===== AVAILABLE DATA

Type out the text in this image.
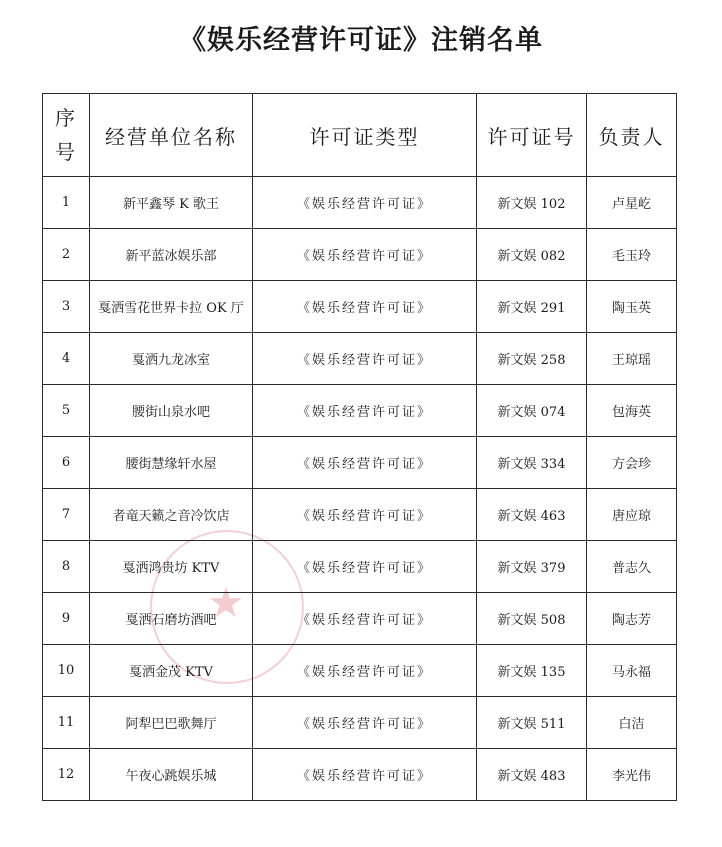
《娱乐经营许可证》注销名单
★
序号	经营单位名称	许可证类型	许可证号	负责人
1	新平鑫琴 K 歌王	《娱乐经营许可证》	新文娱 102	卢星屹
2	新平蓝冰娱乐部	《娱乐经营许可证》	新文娱 082	毛玉玲
3	戛洒雪花世界卡拉 OK 厅	《娱乐经营许可证》	新文娱 291	陶玉英
4	戛洒九龙冰室	《娱乐经营许可证》	新文娱 258	王琼瑶
5	腰街山泉水吧	《娱乐经营许可证》	新文娱 074	包海英
6	腰街慧缘轩水屋	《娱乐经营许可证》	新文娱 334	方会珍
7	者竜天籁之音冷饮店	《娱乐经营许可证》	新文娱 463	唐应琼
8	戛洒鸿贵坊 KTV	《娱乐经营许可证》	新文娱 379	普志久
9	戛洒石磨坊酒吧	《娱乐经营许可证》	新文娱 508	陶志芳
10	戛洒金茂 KTV	《娱乐经营许可证》	新文娱 135	马永福
11	阿犁巴巴歌舞厅	《娱乐经营许可证》	新文娱 511	白洁
12	午夜心跳娱乐城	《娱乐经营许可证》	新文娱 483	李光伟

==========

> STATED PROBLEM
Make an exact copy of all entries above, dropping the images.

> RESPONSE
Type out the text in this image.
《娱乐经营许可证》注销名单
★
序号	经营单位名称	许可证类型	许可证号	负责人
1	新平鑫琴 K 歌王	《娱乐经营许可证》	新文娱 102	卢星屹
2	新平蓝冰娱乐部	《娱乐经营许可证》	新文娱 082	毛玉玲
3	戛洒雪花世界卡拉 OK 厅	《娱乐经营许可证》	新文娱 291	陶玉英
4	戛洒九龙冰室	《娱乐经营许可证》	新文娱 258	王琼瑶
5	腰街山泉水吧	《娱乐经营许可证》	新文娱 074	包海英
6	腰街慧缘轩水屋	《娱乐经营许可证》	新文娱 334	方会珍
7	者竜天籁之音冷饮店	《娱乐经营许可证》	新文娱 463	唐应琼
8	戛洒鸿贵坊 KTV	《娱乐经营许可证》	新文娱 379	普志久
9	戛洒石磨坊酒吧	《娱乐经营许可证》	新文娱 508	陶志芳
10	戛洒金茂 KTV	《娱乐经营许可证》	新文娱 135	马永福
11	阿犁巴巴歌舞厅	《娱乐经营许可证》	新文娱 511	白洁
12	午夜心跳娱乐城	《娱乐经营许可证》	新文娱 483	李光伟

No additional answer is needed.